▶ Given task:
Output all of the entries exactly as written.

_ _ _ _ _ _ _

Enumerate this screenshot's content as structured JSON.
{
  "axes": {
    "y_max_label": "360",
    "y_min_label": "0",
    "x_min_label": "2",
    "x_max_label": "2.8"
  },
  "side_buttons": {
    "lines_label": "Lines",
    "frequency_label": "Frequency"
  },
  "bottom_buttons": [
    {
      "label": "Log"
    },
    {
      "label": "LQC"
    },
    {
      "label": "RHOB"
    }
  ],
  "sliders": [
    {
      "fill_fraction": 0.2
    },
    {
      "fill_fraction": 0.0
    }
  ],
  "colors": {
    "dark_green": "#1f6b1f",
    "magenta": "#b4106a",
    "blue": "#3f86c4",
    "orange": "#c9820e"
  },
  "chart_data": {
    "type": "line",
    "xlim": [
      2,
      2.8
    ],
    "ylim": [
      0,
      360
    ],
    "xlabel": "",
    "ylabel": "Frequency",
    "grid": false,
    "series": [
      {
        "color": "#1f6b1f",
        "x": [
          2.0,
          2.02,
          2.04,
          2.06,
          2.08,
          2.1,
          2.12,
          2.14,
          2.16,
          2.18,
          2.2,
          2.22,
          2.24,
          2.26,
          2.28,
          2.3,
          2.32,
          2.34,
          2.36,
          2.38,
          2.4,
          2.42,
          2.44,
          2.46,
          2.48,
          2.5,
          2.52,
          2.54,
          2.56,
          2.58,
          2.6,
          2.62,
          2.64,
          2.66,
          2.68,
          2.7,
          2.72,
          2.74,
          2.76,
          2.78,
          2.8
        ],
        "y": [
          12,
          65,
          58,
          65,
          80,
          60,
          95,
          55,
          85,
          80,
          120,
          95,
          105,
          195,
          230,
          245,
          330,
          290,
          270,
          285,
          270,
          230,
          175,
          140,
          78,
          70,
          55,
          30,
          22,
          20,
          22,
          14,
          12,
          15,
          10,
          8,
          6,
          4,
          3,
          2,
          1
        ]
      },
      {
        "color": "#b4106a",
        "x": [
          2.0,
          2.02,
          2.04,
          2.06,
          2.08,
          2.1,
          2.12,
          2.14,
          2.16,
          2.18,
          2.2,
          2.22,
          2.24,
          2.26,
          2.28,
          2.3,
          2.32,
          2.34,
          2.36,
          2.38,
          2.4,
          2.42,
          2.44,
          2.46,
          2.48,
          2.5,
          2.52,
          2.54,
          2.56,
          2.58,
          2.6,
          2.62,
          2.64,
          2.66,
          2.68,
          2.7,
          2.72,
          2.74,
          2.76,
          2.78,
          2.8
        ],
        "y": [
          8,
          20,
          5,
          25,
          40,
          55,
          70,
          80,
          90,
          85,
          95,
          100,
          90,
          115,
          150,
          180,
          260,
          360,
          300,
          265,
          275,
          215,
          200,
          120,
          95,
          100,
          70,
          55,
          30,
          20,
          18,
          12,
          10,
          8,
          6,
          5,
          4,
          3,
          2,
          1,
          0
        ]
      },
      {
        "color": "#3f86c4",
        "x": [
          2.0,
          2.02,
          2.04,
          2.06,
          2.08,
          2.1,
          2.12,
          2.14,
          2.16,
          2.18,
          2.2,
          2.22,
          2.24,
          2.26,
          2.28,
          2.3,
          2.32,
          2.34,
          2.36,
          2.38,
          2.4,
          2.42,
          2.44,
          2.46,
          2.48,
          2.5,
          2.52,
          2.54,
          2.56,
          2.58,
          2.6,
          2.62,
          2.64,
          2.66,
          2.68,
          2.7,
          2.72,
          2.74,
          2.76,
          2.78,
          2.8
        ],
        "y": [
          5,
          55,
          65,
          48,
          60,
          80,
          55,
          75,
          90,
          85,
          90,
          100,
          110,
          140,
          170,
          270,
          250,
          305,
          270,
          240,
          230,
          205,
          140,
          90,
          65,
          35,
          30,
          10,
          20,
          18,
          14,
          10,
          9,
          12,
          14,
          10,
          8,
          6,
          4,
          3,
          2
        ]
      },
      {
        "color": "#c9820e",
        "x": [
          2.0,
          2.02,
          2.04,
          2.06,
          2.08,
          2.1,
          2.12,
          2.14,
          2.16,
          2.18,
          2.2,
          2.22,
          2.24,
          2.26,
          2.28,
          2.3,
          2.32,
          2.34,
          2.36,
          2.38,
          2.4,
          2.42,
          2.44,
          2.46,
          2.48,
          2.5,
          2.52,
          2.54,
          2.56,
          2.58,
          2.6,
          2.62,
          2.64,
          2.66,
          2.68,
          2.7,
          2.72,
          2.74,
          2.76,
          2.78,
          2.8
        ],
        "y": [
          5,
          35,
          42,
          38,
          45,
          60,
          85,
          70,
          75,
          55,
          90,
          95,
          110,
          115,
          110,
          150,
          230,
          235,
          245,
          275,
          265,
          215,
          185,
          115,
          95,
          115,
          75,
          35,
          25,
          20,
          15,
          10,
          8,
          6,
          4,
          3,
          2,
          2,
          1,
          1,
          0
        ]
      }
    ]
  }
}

_ _ _ _ _ _ _

▶ Result:
Enumerate this screenshot's content as structured JSON.
{
  "axes": {
    "y_max_label": "360",
    "y_min_label": "0",
    "x_min_label": "2",
    "x_max_label": "2.8"
  },
  "side_buttons": {
    "lines_label": "Lines",
    "frequency_label": "Frequency"
  },
  "bottom_buttons": [
    {
      "label": "Log"
    },
    {
      "label": "LQC"
    },
    {
      "label": "RHOB"
    }
  ],
  "sliders": [
    {
      "fill_fraction": 0.2
    },
    {
      "fill_fraction": 0.0
    }
  ],
  "colors": {
    "dark_green": "#1f6b1f",
    "magenta": "#b4106a",
    "blue": "#3f86c4",
    "orange": "#c9820e"
  },
  "chart_data": {
    "type": "line",
    "xlim": [
      2,
      2.8
    ],
    "ylim": [
      0,
      360
    ],
    "xlabel": "",
    "ylabel": "Frequency",
    "grid": false,
    "series": [
      {
        "color": "#1f6b1f",
        "x": [
          2.0,
          2.02,
          2.04,
          2.06,
          2.08,
          2.1,
          2.12,
          2.14,
          2.16,
          2.18,
          2.2,
          2.22,
          2.24,
          2.26,
          2.28,
          2.3,
          2.32,
          2.34,
          2.36,
          2.38,
          2.4,
          2.42,
          2.44,
          2.46,
          2.48,
          2.5,
          2.52,
          2.54,
          2.56,
          2.58,
          2.6,
          2.62,
          2.64,
          2.66,
          2.68,
          2.7,
          2.72,
          2.74,
          2.76,
          2.78,
          2.8
        ],
        "y": [
          12,
          65,
          58,
          65,
          80,
          60,
          95,
          55,
          85,
          80,
          120,
          95,
          105,
          195,
          230,
          245,
          330,
          290,
          270,
          285,
          270,
          230,
          175,
          140,
          78,
          70,
          55,
          30,
          22,
          20,
          22,
          14,
          12,
          15,
          10,
          8,
          6,
          4,
          3,
          2,
          1
        ]
      },
      {
        "color": "#b4106a",
        "x": [
          2.0,
          2.02,
          2.04,
          2.06,
          2.08,
          2.1,
          2.12,
          2.14,
          2.16,
          2.18,
          2.2,
          2.22,
          2.24,
          2.26,
          2.28,
          2.3,
          2.32,
          2.34,
          2.36,
          2.38,
          2.4,
          2.42,
          2.44,
          2.46,
          2.48,
          2.5,
          2.52,
          2.54,
          2.56,
          2.58,
          2.6,
          2.62,
          2.64,
          2.66,
          2.68,
          2.7,
          2.72,
          2.74,
          2.76,
          2.78,
          2.8
        ],
        "y": [
          8,
          20,
          5,
          25,
          40,
          55,
          70,
          80,
          90,
          85,
          95,
          100,
          90,
          115,
          150,
          180,
          260,
          360,
          300,
          265,
          275,
          215,
          200,
          120,
          95,
          100,
          70,
          55,
          30,
          20,
          18,
          12,
          10,
          8,
          6,
          5,
          4,
          3,
          2,
          1,
          0
        ]
      },
      {
        "color": "#3f86c4",
        "x": [
          2.0,
          2.02,
          2.04,
          2.06,
          2.08,
          2.1,
          2.12,
          2.14,
          2.16,
          2.18,
          2.2,
          2.22,
          2.24,
          2.26,
          2.28,
          2.3,
          2.32,
          2.34,
          2.36,
          2.38,
          2.4,
          2.42,
          2.44,
          2.46,
          2.48,
          2.5,
          2.52,
          2.54,
          2.56,
          2.58,
          2.6,
          2.62,
          2.64,
          2.66,
          2.68,
          2.7,
          2.72,
          2.74,
          2.76,
          2.78,
          2.8
        ],
        "y": [
          5,
          55,
          65,
          48,
          60,
          80,
          55,
          75,
          90,
          85,
          90,
          100,
          110,
          140,
          170,
          270,
          250,
          305,
          270,
          240,
          230,
          205,
          140,
          90,
          65,
          35,
          30,
          10,
          20,
          18,
          14,
          10,
          9,
          12,
          14,
          10,
          8,
          6,
          4,
          3,
          2
        ]
      },
      {
        "color": "#c9820e",
        "x": [
          2.0,
          2.02,
          2.04,
          2.06,
          2.08,
          2.1,
          2.12,
          2.14,
          2.16,
          2.18,
          2.2,
          2.22,
          2.24,
          2.26,
          2.28,
          2.3,
          2.32,
          2.34,
          2.36,
          2.38,
          2.4,
          2.42,
          2.44,
          2.46,
          2.48,
          2.5,
          2.52,
          2.54,
          2.56,
          2.58,
          2.6,
          2.62,
          2.64,
          2.66,
          2.68,
          2.7,
          2.72,
          2.74,
          2.76,
          2.78,
          2.8
        ],
        "y": [
          5,
          35,
          42,
          38,
          45,
          60,
          85,
          70,
          75,
          55,
          90,
          95,
          110,
          115,
          110,
          150,
          230,
          235,
          245,
          275,
          265,
          215,
          185,
          115,
          95,
          115,
          75,
          35,
          25,
          20,
          15,
          10,
          8,
          6,
          4,
          3,
          2,
          2,
          1,
          1,
          0
        ]
      }
    ]
  }
}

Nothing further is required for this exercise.